Exercise task:
Skip the pictures. Reproduce all other material exactly.
** Start **
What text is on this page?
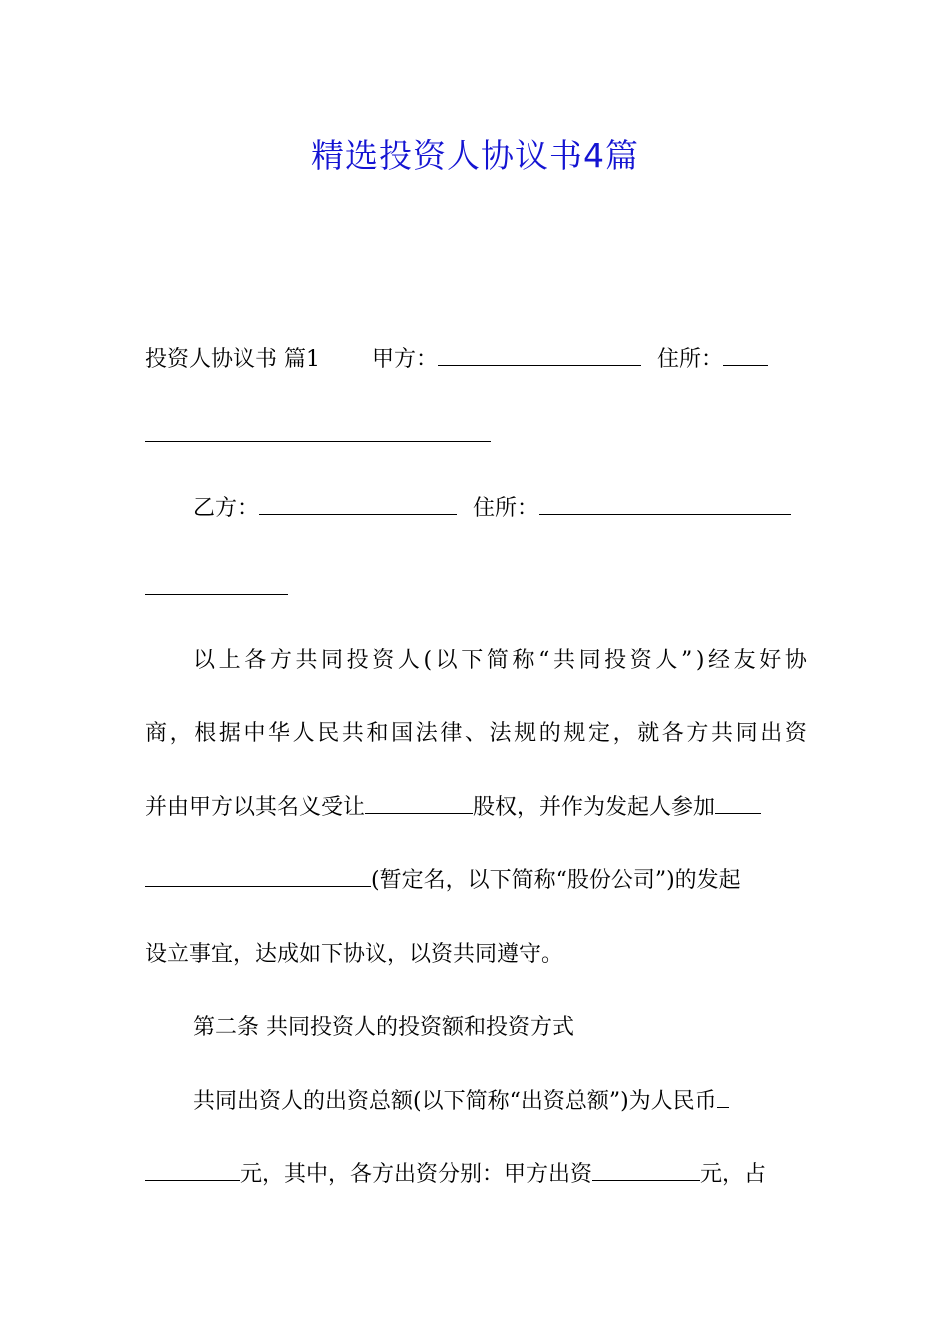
精选投资人协议书4篇
投资人协议书 篇1 甲方：	住所：
乙方：	住所：
以 上 各 方 共 同 投 资 人 ( 以 下 简 称 “ 共 同 投 资 人 ” ) 经 友 好 协
商 ， 根 据 中 华 人 民 共 和 国 法 律 、 法 规 的 规 定 ， 就 各 方 共 同 出 资
并由甲方以其名义受让	股权，并作为发起人参加
(暂定名，以下简称“股份公司”)的发起
设立事宜，达成如下协议，以资共同遵守。
第二条 共同投资人的投资额和投资方式
共同出资人的出资总额(以下简称“出资总额”)为人民币
元，其中，各方出资分别：甲方出资	元，占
** End **
Solution below:
What text is on this page?
精选投资人协议书4篇
投资人协议书 篇1 甲方：	住所：
乙方：	住所：
以 上 各 方 共 同 投 资 人 ( 以 下 简 称 “ 共 同 投 资 人 ” ) 经 友 好 协
商 ， 根 据 中 华 人 民 共 和 国 法 律 、 法 规 的 规 定 ， 就 各 方 共 同 出 资
并由甲方以其名义受让	股权，并作为发起人参加
(暂定名，以下简称“股份公司”)的发起
设立事宜，达成如下协议，以资共同遵守。
第二条 共同投资人的投资额和投资方式
共同出资人的出资总额(以下简称“出资总额”)为人民币
元，其中，各方出资分别：甲方出资	元，占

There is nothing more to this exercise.